**EXERCISE GOAL:** Your task is to restate the data word for word.

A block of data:
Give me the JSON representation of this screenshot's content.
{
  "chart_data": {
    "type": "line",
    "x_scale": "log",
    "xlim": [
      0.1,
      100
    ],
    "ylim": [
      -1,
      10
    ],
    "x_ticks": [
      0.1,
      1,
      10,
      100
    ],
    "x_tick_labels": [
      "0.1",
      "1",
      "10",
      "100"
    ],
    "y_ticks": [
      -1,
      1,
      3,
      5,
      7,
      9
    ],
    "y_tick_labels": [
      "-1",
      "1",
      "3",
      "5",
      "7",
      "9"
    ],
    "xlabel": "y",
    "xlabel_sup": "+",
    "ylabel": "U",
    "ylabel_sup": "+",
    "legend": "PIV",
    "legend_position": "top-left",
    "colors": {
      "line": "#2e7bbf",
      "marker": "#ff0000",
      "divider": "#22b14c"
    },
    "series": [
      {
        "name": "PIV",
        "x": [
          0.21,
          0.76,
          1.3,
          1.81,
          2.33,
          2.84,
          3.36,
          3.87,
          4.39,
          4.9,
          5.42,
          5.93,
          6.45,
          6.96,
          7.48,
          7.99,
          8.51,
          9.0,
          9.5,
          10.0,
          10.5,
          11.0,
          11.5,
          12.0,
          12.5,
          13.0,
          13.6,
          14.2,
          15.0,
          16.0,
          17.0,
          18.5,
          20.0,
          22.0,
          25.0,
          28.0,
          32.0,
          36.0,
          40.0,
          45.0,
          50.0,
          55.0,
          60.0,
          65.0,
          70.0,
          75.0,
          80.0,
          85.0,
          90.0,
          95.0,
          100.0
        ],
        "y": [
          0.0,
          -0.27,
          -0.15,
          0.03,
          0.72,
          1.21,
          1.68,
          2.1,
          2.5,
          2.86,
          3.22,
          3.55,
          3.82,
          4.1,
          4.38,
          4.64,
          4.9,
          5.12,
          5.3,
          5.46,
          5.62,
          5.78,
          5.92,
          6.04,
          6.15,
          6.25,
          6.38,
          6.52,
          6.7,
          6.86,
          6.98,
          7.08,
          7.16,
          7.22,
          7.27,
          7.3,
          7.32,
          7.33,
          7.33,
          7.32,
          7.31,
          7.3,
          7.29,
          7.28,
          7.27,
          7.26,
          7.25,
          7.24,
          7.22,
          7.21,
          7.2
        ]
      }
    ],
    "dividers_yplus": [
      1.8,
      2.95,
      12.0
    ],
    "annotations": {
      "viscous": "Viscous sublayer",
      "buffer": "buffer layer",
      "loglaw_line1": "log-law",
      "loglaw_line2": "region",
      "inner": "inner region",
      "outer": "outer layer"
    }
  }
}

**TASK ANSWER:**
Give me the JSON representation of this screenshot's content.
{
  "chart_data": {
    "type": "line",
    "x_scale": "log",
    "xlim": [
      0.1,
      100
    ],
    "ylim": [
      -1,
      10
    ],
    "x_ticks": [
      0.1,
      1,
      10,
      100
    ],
    "x_tick_labels": [
      "0.1",
      "1",
      "10",
      "100"
    ],
    "y_ticks": [
      -1,
      1,
      3,
      5,
      7,
      9
    ],
    "y_tick_labels": [
      "-1",
      "1",
      "3",
      "5",
      "7",
      "9"
    ],
    "xlabel": "y",
    "xlabel_sup": "+",
    "ylabel": "U",
    "ylabel_sup": "+",
    "legend": "PIV",
    "legend_position": "top-left",
    "colors": {
      "line": "#2e7bbf",
      "marker": "#ff0000",
      "divider": "#22b14c"
    },
    "series": [
      {
        "name": "PIV",
        "x": [
          0.21,
          0.76,
          1.3,
          1.81,
          2.33,
          2.84,
          3.36,
          3.87,
          4.39,
          4.9,
          5.42,
          5.93,
          6.45,
          6.96,
          7.48,
          7.99,
          8.51,
          9.0,
          9.5,
          10.0,
          10.5,
          11.0,
          11.5,
          12.0,
          12.5,
          13.0,
          13.6,
          14.2,
          15.0,
          16.0,
          17.0,
          18.5,
          20.0,
          22.0,
          25.0,
          28.0,
          32.0,
          36.0,
          40.0,
          45.0,
          50.0,
          55.0,
          60.0,
          65.0,
          70.0,
          75.0,
          80.0,
          85.0,
          90.0,
          95.0,
          100.0
        ],
        "y": [
          0.0,
          -0.27,
          -0.15,
          0.03,
          0.72,
          1.21,
          1.68,
          2.1,
          2.5,
          2.86,
          3.22,
          3.55,
          3.82,
          4.1,
          4.38,
          4.64,
          4.9,
          5.12,
          5.3,
          5.46,
          5.62,
          5.78,
          5.92,
          6.04,
          6.15,
          6.25,
          6.38,
          6.52,
          6.7,
          6.86,
          6.98,
          7.08,
          7.16,
          7.22,
          7.27,
          7.3,
          7.32,
          7.33,
          7.33,
          7.32,
          7.31,
          7.3,
          7.29,
          7.28,
          7.27,
          7.26,
          7.25,
          7.24,
          7.22,
          7.21,
          7.2
        ]
      }
    ],
    "dividers_yplus": [
      1.8,
      2.95,
      12.0
    ],
    "annotations": {
      "viscous": "Viscous sublayer",
      "buffer": "buffer layer",
      "loglaw_line1": "log-law",
      "loglaw_line2": "region",
      "inner": "inner region",
      "outer": "outer layer"
    }
  }
}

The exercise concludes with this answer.